= How to complete this task =
In the abstract below on tospovirus movement proteins, which model system did the study use to analyze the NS proteins?
Reading passage Block Start
The functional analysis of distinct tospovirus movement proteins (NS) reveals different capabilities in tubule formation, cell-to-cell and systemic virus movement among the tospovirus species.

The lack of infectious tospovirus clones to address reverse genetic experiments has compromised the functional analysis of viral proteins. In the present study we have performed a functional analysis of the movement proteins (NS) of four tospovirus species Bean necrotic mosaic virus (BeNMV), Chrysanthemum stem necrosis virus (CSNV), Tomato chlorotic spot virus (TCSV) and Tomato spotted wilt virus (TSWV), which differ biologically and molecularly, by using the Alfalfa mosaic virus (AMV) model system. All NS proteins were competent to: i) support the cell-to-cell and systemic transport of AMV, ii) generate tubular structures on infected protoplast and iii) transport only virus particles. However, the NS of BeNMV (one of the most phylogenetically distant species) was very inefficient to support the systemic transport. Deletion assays revealed that the C-terminal region of the BeNMV NS, but not that of the CSNV, TCSV and TSWV NS proteins, was dispensable for cell-to-cell transport, and that all the non-functional C-terminal NS mutants were unable to generate tubular structures. Bimolecular fluorescence complementation analysis revealed that the C-terminus of the BeNMV NS was not required for the interaction with the cognate nucleocapsid protein, showing a different protein organization when compared with other movement proteins of the '30K family'. Overall, our results revealed clearly differences in functional aspects among movement proteins from divergent tospovirus species that have a distinct biological behavior.
Reading passage Block End
Available data Block Start
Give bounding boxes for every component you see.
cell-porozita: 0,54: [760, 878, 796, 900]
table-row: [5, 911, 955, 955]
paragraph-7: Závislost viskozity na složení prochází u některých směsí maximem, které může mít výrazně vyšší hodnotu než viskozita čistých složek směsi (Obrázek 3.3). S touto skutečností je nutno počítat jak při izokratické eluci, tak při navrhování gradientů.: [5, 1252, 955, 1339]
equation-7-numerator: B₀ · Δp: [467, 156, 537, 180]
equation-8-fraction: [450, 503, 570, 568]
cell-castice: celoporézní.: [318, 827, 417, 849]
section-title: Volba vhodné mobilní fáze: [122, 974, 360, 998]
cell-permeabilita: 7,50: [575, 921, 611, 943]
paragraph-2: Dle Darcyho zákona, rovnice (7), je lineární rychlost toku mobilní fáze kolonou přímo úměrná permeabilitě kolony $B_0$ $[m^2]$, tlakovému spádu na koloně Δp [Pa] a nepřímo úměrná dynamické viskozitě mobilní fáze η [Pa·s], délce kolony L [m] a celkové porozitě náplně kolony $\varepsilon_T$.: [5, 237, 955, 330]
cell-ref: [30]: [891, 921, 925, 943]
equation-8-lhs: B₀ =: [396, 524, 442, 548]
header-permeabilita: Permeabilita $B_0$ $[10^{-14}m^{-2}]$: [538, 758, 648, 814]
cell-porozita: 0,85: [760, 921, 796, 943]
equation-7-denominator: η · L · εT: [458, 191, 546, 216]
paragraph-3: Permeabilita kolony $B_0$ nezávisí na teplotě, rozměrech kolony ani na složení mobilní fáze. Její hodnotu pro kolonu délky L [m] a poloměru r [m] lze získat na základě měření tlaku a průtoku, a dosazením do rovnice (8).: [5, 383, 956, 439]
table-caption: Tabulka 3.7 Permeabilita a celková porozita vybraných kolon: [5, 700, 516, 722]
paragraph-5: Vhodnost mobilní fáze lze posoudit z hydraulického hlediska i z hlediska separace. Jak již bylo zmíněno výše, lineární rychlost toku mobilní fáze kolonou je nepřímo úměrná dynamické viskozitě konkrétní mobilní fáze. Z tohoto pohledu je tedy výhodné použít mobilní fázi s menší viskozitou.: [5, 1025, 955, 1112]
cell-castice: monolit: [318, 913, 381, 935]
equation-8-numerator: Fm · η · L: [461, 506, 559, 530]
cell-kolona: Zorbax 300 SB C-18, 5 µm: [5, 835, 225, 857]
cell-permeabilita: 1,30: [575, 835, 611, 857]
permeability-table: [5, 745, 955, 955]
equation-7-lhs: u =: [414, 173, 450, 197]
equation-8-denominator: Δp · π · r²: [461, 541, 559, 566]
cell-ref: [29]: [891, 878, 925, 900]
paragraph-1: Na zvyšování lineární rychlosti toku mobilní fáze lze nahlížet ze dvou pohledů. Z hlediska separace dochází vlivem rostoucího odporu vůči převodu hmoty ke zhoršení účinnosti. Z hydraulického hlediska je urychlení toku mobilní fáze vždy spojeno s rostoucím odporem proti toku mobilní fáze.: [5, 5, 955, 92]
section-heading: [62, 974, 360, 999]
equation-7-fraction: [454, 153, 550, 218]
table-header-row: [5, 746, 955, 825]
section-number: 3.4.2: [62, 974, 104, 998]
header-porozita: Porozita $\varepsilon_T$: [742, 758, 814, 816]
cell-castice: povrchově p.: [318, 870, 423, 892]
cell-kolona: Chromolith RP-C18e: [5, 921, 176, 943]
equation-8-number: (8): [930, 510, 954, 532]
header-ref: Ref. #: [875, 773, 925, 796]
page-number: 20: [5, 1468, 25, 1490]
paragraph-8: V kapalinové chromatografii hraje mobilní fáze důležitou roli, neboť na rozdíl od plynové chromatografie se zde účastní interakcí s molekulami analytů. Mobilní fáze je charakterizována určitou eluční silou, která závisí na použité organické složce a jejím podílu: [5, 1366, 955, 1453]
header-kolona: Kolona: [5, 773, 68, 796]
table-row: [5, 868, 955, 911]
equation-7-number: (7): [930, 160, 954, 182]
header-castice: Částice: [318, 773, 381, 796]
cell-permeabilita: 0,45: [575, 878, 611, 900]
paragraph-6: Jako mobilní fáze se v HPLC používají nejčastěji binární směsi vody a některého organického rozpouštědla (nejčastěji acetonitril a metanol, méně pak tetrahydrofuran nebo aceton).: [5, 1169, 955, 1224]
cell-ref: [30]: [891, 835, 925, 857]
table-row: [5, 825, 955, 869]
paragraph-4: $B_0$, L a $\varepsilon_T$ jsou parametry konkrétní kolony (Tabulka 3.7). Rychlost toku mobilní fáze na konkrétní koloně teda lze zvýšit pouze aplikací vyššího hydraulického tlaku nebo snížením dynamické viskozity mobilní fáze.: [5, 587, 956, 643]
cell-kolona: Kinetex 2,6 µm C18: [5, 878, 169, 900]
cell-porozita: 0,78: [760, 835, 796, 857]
Available data Block End
= Expected answer =
The Alfalfa mosaic virus (AMV) model system.